_WHAT YOU HAVE TO DO_
Drop all images and give the records again exactly.

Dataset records
☆ ☆ ☆

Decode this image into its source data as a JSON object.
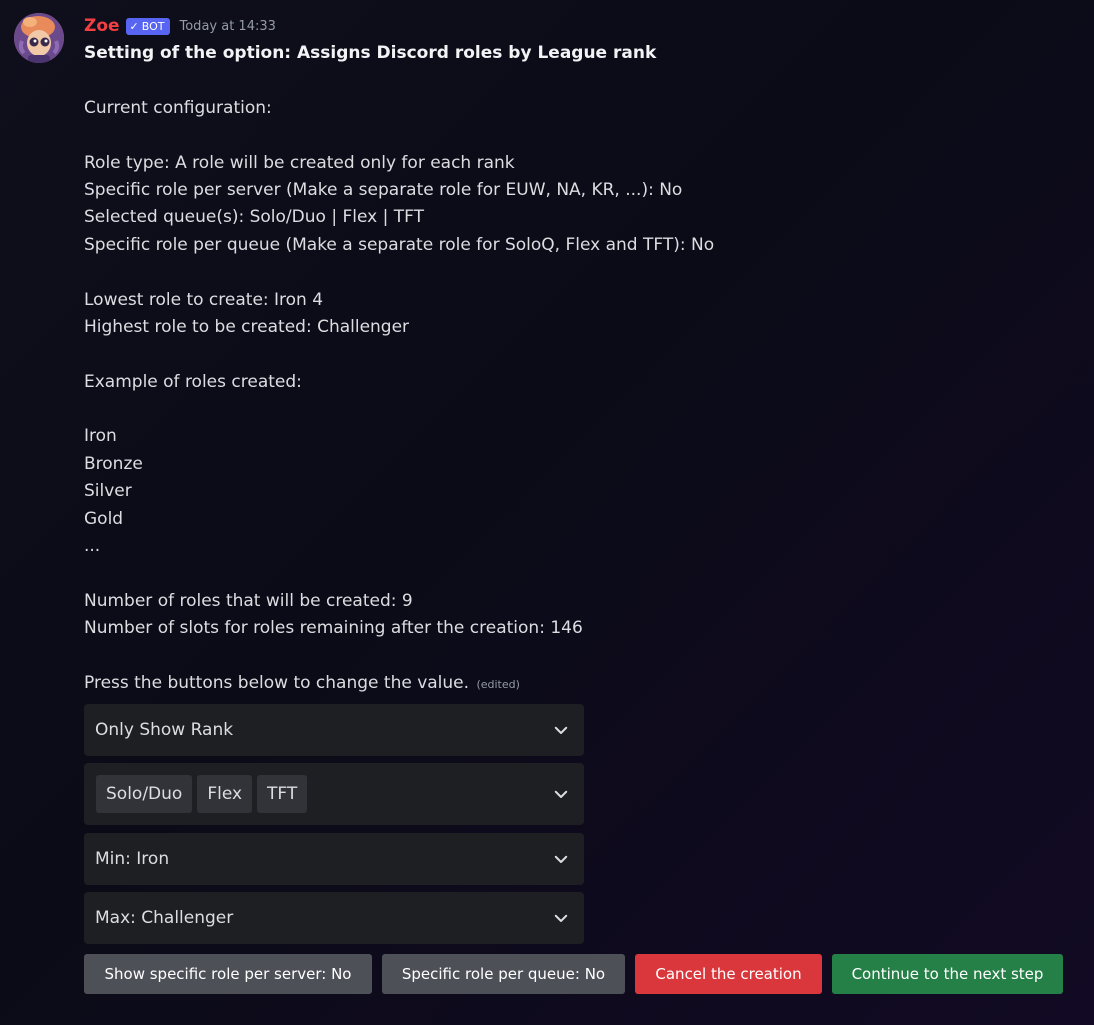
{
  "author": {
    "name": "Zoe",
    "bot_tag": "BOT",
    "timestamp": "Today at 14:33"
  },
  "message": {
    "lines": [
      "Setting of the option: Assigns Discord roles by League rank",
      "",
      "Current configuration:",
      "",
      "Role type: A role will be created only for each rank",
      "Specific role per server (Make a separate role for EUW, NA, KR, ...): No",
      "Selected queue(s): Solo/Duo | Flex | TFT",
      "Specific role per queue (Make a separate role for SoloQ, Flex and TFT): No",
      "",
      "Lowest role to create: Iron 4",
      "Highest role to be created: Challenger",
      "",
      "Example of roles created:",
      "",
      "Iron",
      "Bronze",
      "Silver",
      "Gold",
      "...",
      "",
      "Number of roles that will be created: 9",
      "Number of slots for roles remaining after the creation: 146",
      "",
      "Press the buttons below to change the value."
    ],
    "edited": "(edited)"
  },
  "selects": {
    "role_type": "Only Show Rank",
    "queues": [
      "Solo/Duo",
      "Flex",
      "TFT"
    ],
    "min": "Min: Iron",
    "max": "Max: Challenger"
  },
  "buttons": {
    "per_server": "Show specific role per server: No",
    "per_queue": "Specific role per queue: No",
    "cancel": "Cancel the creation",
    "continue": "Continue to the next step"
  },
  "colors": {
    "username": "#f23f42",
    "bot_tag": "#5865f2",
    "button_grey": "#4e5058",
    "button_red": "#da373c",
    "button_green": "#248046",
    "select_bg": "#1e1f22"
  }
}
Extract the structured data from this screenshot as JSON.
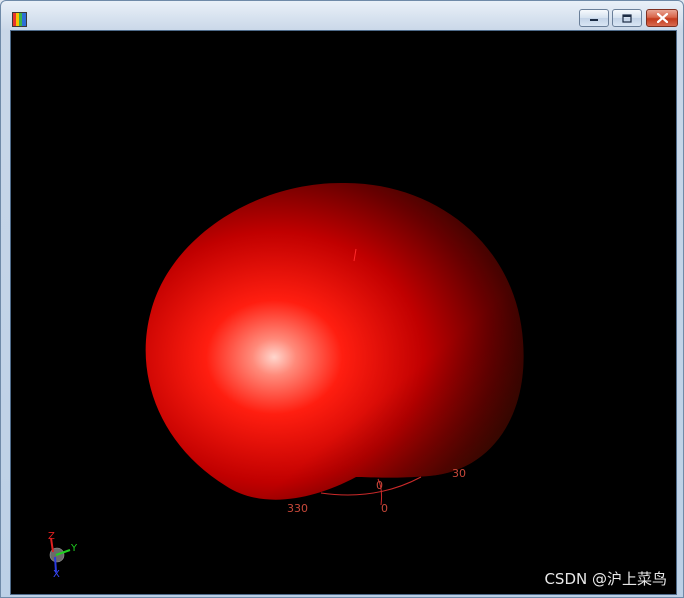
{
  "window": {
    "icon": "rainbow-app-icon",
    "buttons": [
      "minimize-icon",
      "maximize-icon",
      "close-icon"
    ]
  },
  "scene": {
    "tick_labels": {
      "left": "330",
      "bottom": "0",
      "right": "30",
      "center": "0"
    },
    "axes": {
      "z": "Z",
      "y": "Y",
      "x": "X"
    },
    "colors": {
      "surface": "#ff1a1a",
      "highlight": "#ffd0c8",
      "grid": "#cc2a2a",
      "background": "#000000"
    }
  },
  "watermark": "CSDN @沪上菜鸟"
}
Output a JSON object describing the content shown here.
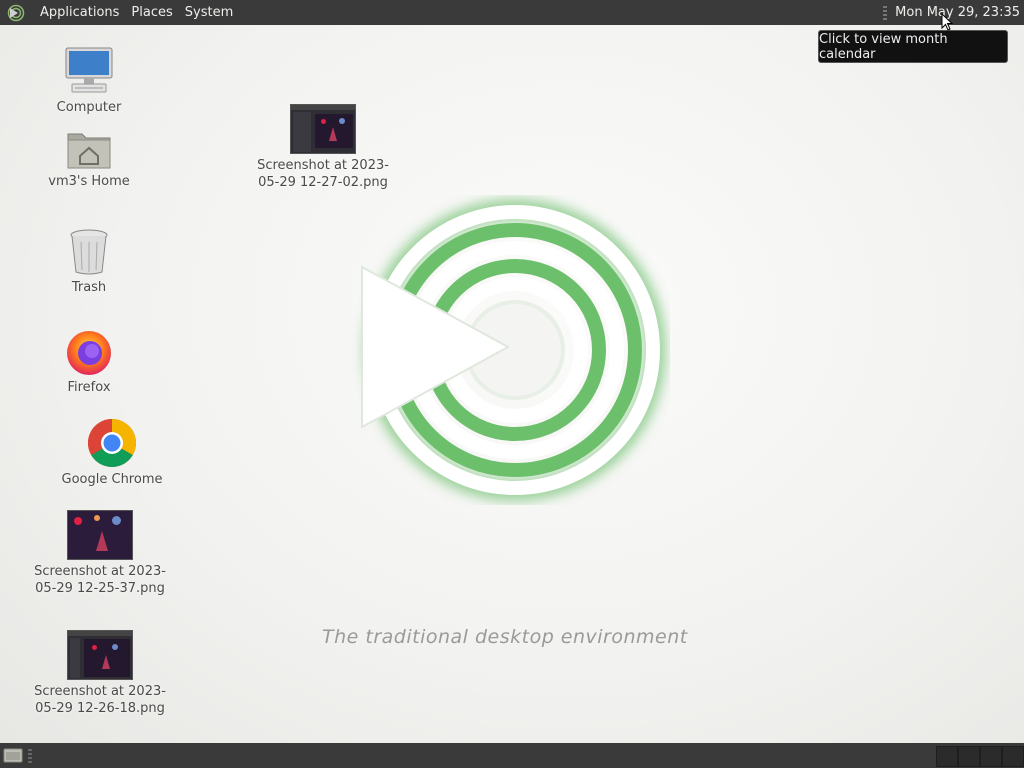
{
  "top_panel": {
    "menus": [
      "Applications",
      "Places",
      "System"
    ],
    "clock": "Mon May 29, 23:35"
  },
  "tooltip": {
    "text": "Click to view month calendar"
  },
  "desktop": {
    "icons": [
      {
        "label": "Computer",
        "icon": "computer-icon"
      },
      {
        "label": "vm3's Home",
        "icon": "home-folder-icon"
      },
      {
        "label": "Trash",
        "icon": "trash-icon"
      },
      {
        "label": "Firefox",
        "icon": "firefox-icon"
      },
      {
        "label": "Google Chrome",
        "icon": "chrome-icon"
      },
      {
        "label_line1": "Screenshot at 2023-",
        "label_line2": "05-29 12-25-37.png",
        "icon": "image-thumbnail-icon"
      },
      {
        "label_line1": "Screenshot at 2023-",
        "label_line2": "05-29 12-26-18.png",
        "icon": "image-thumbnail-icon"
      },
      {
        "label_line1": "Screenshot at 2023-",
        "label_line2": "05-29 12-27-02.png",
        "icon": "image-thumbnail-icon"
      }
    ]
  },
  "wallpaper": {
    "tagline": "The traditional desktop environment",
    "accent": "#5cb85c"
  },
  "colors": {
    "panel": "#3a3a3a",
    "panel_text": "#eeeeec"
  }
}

☆ ☆ ☆

_PROBLEM SOLUTION_
Decode this image into its source data as a JSON object.
{
  "author": {
    "name": "Zoe",
    "bot_tag": "BOT",
    "timestamp": "Today at 14:33"
  },
  "message": {
    "lines": [
      "Setting of the option: Assigns Discord roles by League rank",
      "",
      "Current configuration:",
      "",
      "Role type: A role will be created only for each rank",
      "Specific role per server (Make a separate role for EUW, NA, KR, ...): No",
      "Selected queue(s): Solo/Duo | Flex | TFT",
      "Specific role per queue (Make a separate role for SoloQ, Flex and TFT): No",
      "",
      "Lowest role to create: Iron 4",
      "Highest role to be created: Challenger",
      "",
      "Example of roles created:",
      "",
      "Iron",
      "Bronze",
      "Silver",
      "Gold",
      "...",
      "",
      "Number of roles that will be created: 9",
      "Number of slots for roles remaining after the creation: 146",
      "",
      "Press the buttons below to change the value."
    ],
    "edited": "(edited)"
  },
  "selects": {
    "role_type": "Only Show Rank",
    "queues": [
      "Solo/Duo",
      "Flex",
      "TFT"
    ],
    "min": "Min: Iron",
    "max": "Max: Challenger"
  },
  "buttons": {
    "per_server": "Show specific role per server: No",
    "per_queue": "Specific role per queue: No",
    "cancel": "Cancel the creation",
    "continue": "Continue to the next step"
  },
  "colors": {
    "username": "#f23f42",
    "bot_tag": "#5865f2",
    "button_grey": "#4e5058",
    "button_red": "#da373c",
    "button_green": "#248046",
    "select_bg": "#1e1f22"
  }
}
Extract the structured data from this screenshot as JSON.
{
  "window": {
    "icon": "rainbow-app-icon",
    "buttons": [
      "minimize-icon",
      "maximize-icon",
      "close-icon"
    ]
  },
  "scene": {
    "tick_labels": {
      "left": "330",
      "bottom": "0",
      "right": "30",
      "center": "0"
    },
    "axes": {
      "z": "Z",
      "y": "Y",
      "x": "X"
    },
    "colors": {
      "surface": "#ff1a1a",
      "highlight": "#ffd0c8",
      "grid": "#cc2a2a",
      "background": "#000000"
    }
  },
  "watermark": "CSDN @沪上菜鸟"
}
Output a JSON object describing the content shown here.
{
  "top_panel": {
    "menus": [
      "Applications",
      "Places",
      "System"
    ],
    "clock": "Mon May 29, 23:35"
  },
  "tooltip": {
    "text": "Click to view month calendar"
  },
  "desktop": {
    "icons": [
      {
        "label": "Computer",
        "icon": "computer-icon"
      },
      {
        "label": "vm3's Home",
        "icon": "home-folder-icon"
      },
      {
        "label": "Trash",
        "icon": "trash-icon"
      },
      {
        "label": "Firefox",
        "icon": "firefox-icon"
      },
      {
        "label": "Google Chrome",
        "icon": "chrome-icon"
      },
      {
        "label_line1": "Screenshot at 2023-",
        "label_line2": "05-29 12-25-37.png",
        "icon": "image-thumbnail-icon"
      },
      {
        "label_line1": "Screenshot at 2023-",
        "label_line2": "05-29 12-26-18.png",
        "icon": "image-thumbnail-icon"
      },
      {
        "label_line1": "Screenshot at 2023-",
        "label_line2": "05-29 12-27-02.png",
        "icon": "image-thumbnail-icon"
      }
    ]
  },
  "wallpaper": {
    "tagline": "The traditional desktop environment",
    "accent": "#5cb85c"
  },
  "colors": {
    "panel": "#3a3a3a",
    "panel_text": "#eeeeec"
  }
}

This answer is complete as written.